═════ DATA LISTING

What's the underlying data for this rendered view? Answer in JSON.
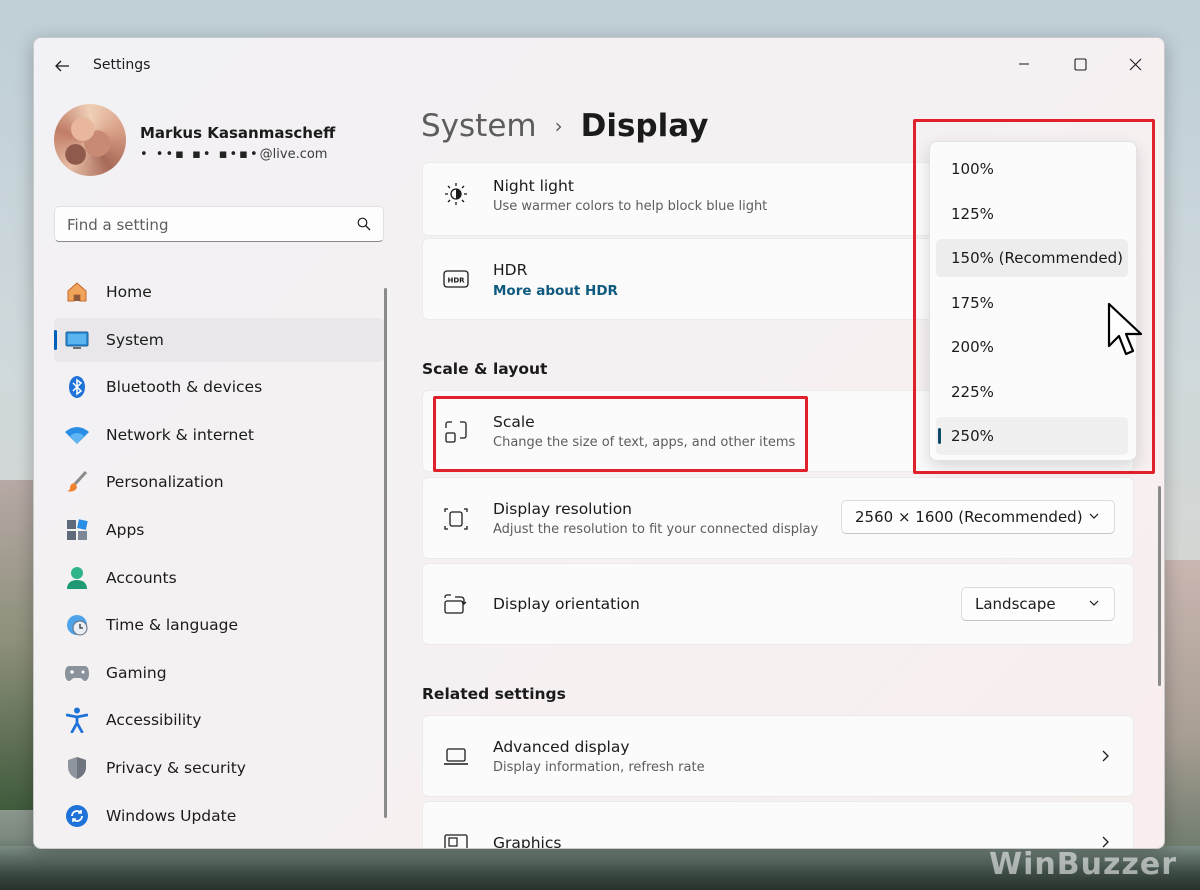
{
  "window": {
    "title": "Settings"
  },
  "profile": {
    "name": "Markus Kasanmascheff",
    "email_masked": "• ••▪ ▪• ▪•▪•",
    "email_suffix": "@live.com"
  },
  "search": {
    "placeholder": "Find a setting"
  },
  "sidebar": {
    "items": [
      {
        "label": "Home",
        "icon": "home-icon"
      },
      {
        "label": "System",
        "icon": "monitor-icon",
        "active": true
      },
      {
        "label": "Bluetooth & devices",
        "icon": "bluetooth-icon"
      },
      {
        "label": "Network & internet",
        "icon": "wifi-icon"
      },
      {
        "label": "Personalization",
        "icon": "brush-icon"
      },
      {
        "label": "Apps",
        "icon": "apps-icon"
      },
      {
        "label": "Accounts",
        "icon": "person-icon"
      },
      {
        "label": "Time & language",
        "icon": "clock-globe-icon"
      },
      {
        "label": "Gaming",
        "icon": "gamepad-icon"
      },
      {
        "label": "Accessibility",
        "icon": "accessibility-icon"
      },
      {
        "label": "Privacy & security",
        "icon": "shield-icon"
      },
      {
        "label": "Windows Update",
        "icon": "update-icon"
      }
    ]
  },
  "breadcrumb": {
    "parent": "System",
    "separator": "›",
    "current": "Display"
  },
  "cards": {
    "night_light": {
      "title": "Night light",
      "subtitle": "Use warmer colors to help block blue light"
    },
    "hdr": {
      "title": "HDR",
      "link": "More about HDR"
    },
    "scale": {
      "title": "Scale",
      "subtitle": "Change the size of text, apps, and other items"
    },
    "resolution": {
      "title": "Display resolution",
      "subtitle": "Adjust the resolution to fit your connected display",
      "value": "2560 × 1600 (Recommended)"
    },
    "orientation": {
      "title": "Display orientation",
      "value": "Landscape"
    },
    "advanced": {
      "title": "Advanced display",
      "subtitle": "Display information, refresh rate"
    },
    "graphics": {
      "title": "Graphics"
    }
  },
  "sections": {
    "scale_layout": "Scale & layout",
    "related": "Related settings"
  },
  "scale_flyout": {
    "options": [
      "100%",
      "125%",
      "150% (Recommended)",
      "175%",
      "200%",
      "225%",
      "250%"
    ],
    "selected": "250%",
    "hovered": "150% (Recommended)"
  },
  "colors": {
    "accent": "#005fb8",
    "highlight_box": "#e0202a",
    "link": "#0e5a7e"
  },
  "watermark": {
    "text": "WinBuzzer"
  }
}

══════════

THE EXERCISE = Repeat the full listing above exactly, with no pictures in the copy.

EXERCISE SOLUTION =
What's the underlying data for this rendered view? Answer in JSON.
{
  "window": {
    "title": "Settings"
  },
  "profile": {
    "name": "Markus Kasanmascheff",
    "email_masked": "• ••▪ ▪• ▪•▪•",
    "email_suffix": "@live.com"
  },
  "search": {
    "placeholder": "Find a setting"
  },
  "sidebar": {
    "items": [
      {
        "label": "Home",
        "icon": "home-icon"
      },
      {
        "label": "System",
        "icon": "monitor-icon",
        "active": true
      },
      {
        "label": "Bluetooth & devices",
        "icon": "bluetooth-icon"
      },
      {
        "label": "Network & internet",
        "icon": "wifi-icon"
      },
      {
        "label": "Personalization",
        "icon": "brush-icon"
      },
      {
        "label": "Apps",
        "icon": "apps-icon"
      },
      {
        "label": "Accounts",
        "icon": "person-icon"
      },
      {
        "label": "Time & language",
        "icon": "clock-globe-icon"
      },
      {
        "label": "Gaming",
        "icon": "gamepad-icon"
      },
      {
        "label": "Accessibility",
        "icon": "accessibility-icon"
      },
      {
        "label": "Privacy & security",
        "icon": "shield-icon"
      },
      {
        "label": "Windows Update",
        "icon": "update-icon"
      }
    ]
  },
  "breadcrumb": {
    "parent": "System",
    "separator": "›",
    "current": "Display"
  },
  "cards": {
    "night_light": {
      "title": "Night light",
      "subtitle": "Use warmer colors to help block blue light"
    },
    "hdr": {
      "title": "HDR",
      "link": "More about HDR"
    },
    "scale": {
      "title": "Scale",
      "subtitle": "Change the size of text, apps, and other items"
    },
    "resolution": {
      "title": "Display resolution",
      "subtitle": "Adjust the resolution to fit your connected display",
      "value": "2560 × 1600 (Recommended)"
    },
    "orientation": {
      "title": "Display orientation",
      "value": "Landscape"
    },
    "advanced": {
      "title": "Advanced display",
      "subtitle": "Display information, refresh rate"
    },
    "graphics": {
      "title": "Graphics"
    }
  },
  "sections": {
    "scale_layout": "Scale & layout",
    "related": "Related settings"
  },
  "scale_flyout": {
    "options": [
      "100%",
      "125%",
      "150% (Recommended)",
      "175%",
      "200%",
      "225%",
      "250%"
    ],
    "selected": "250%",
    "hovered": "150% (Recommended)"
  },
  "colors": {
    "accent": "#005fb8",
    "highlight_box": "#e0202a",
    "link": "#0e5a7e"
  },
  "watermark": {
    "text": "WinBuzzer"
  }
}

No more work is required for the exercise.